▶ _PROMPT_
Reproduce word for word the passage of the forum post about jq and nested arrays, starting at "I want to release" and ending at "iterating through them.".

2

I want to release a simple tool based on jq to transform some common Office 365 Unified Audit Log events into a tabular report format, but having challenges with the way certain key arrays are nested. In particular, when i get down to Folders[] that contain sets of Ids, Paths, and FolderItems[] that contain rows of message IDs and sizes, I can't figure out a way to make the related values from the arrays stay in sync / collate - instead I am getting massive combinations of every value as though I'm unintentionally iterating through them.

▶ _LISTED RECORDS_
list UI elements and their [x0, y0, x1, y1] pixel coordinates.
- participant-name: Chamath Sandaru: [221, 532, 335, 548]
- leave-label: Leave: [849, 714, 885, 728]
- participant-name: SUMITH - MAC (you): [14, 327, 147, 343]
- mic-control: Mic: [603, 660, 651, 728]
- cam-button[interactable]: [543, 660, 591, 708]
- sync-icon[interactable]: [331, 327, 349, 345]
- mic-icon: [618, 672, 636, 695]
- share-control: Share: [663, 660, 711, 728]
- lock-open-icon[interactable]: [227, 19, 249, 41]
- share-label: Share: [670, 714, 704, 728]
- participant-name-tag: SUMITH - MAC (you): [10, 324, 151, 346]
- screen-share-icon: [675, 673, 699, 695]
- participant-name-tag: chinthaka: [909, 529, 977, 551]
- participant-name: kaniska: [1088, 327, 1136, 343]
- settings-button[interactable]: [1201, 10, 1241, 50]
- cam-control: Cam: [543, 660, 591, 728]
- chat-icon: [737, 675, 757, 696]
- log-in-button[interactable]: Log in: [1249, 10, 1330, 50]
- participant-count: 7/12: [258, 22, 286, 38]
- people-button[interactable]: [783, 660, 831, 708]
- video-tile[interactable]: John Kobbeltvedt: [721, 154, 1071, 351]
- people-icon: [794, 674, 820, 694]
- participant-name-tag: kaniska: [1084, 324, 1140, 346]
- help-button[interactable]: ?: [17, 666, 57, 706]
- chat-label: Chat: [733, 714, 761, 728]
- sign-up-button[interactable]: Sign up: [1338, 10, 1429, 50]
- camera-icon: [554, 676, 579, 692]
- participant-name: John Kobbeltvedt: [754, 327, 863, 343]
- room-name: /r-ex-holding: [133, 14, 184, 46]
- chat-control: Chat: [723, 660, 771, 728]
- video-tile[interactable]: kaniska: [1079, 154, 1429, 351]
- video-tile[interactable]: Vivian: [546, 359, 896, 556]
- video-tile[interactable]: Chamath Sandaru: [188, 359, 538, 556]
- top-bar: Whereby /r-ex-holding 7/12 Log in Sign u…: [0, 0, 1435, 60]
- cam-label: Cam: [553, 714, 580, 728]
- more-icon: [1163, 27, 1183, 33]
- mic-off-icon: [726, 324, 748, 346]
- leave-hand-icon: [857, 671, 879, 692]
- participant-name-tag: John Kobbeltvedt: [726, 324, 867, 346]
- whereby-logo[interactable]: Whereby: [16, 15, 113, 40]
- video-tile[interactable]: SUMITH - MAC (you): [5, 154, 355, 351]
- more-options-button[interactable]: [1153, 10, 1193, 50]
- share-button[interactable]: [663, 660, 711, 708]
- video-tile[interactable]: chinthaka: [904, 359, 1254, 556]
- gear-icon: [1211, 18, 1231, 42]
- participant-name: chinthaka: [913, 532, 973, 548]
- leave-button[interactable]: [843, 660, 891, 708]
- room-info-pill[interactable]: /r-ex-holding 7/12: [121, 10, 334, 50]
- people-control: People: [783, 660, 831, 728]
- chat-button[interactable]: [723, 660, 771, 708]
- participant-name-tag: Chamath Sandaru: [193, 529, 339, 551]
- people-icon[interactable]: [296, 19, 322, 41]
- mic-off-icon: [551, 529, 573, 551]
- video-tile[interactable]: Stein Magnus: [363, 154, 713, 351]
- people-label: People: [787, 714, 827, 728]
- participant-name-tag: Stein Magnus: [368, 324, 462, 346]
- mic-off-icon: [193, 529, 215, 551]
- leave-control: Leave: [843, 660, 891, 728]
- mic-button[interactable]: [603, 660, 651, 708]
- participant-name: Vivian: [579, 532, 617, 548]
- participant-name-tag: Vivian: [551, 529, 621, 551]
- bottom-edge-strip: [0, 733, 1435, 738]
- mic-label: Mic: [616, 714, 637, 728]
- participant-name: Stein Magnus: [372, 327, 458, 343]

▶ _WRITTEN SOLUTION_
I want to release a simple tool based on jq to transform some common Office 365 Unified Audit Log events into a tabular report format, but having challenges with the way certain key arrays are nested. In particular, when i get down to Folders[] that contain sets of Ids, Paths, and FolderItems[] that contain rows of message IDs and sizes, I can't figure out a way to make the related values from the arrays stay in sync / collate - instead I am getting massive combinations of every value as though I'm unintentionally iterating through them.